[Instructions for the task]
Locate each line of the material that contains "Google", then return it.

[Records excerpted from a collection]
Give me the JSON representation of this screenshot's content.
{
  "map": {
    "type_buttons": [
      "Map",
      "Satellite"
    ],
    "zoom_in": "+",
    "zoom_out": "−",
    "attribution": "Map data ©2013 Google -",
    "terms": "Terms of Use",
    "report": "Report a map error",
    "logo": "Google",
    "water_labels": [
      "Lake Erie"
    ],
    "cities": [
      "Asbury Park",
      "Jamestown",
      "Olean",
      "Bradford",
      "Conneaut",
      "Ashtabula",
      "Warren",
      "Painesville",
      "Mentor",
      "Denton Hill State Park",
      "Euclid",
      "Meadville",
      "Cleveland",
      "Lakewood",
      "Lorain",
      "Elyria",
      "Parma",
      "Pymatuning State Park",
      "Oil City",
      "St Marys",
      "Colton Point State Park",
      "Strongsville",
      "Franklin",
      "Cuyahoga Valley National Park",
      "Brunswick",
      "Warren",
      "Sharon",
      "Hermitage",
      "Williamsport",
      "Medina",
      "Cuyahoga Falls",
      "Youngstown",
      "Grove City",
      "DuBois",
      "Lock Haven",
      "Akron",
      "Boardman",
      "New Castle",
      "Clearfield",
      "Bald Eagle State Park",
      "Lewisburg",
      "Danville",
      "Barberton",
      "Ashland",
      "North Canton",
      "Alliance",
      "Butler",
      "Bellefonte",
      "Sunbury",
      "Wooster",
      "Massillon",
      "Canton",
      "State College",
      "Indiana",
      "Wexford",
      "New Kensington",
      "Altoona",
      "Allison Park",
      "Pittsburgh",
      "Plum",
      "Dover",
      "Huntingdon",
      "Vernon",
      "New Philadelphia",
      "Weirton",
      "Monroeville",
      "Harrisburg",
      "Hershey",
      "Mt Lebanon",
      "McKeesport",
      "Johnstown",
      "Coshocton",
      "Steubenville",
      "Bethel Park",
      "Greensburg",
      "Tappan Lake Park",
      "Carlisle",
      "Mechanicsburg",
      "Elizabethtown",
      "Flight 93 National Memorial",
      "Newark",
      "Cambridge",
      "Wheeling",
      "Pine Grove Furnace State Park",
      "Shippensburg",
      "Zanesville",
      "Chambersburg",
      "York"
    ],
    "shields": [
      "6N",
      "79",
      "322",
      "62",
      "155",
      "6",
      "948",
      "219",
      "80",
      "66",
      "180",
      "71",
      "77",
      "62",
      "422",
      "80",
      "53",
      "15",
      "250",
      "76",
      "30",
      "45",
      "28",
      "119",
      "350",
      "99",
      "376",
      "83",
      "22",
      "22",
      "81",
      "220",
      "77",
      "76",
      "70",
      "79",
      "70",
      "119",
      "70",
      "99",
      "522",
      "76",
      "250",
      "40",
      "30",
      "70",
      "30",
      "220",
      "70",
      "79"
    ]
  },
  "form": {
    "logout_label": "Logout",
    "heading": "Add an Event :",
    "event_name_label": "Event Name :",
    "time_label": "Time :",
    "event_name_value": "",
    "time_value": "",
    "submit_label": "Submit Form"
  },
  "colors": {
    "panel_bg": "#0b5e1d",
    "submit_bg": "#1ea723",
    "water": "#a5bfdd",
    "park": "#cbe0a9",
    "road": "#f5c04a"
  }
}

[Answer below]
    "attribution": "Map data ©2013 Google -",
    "logo": "Google",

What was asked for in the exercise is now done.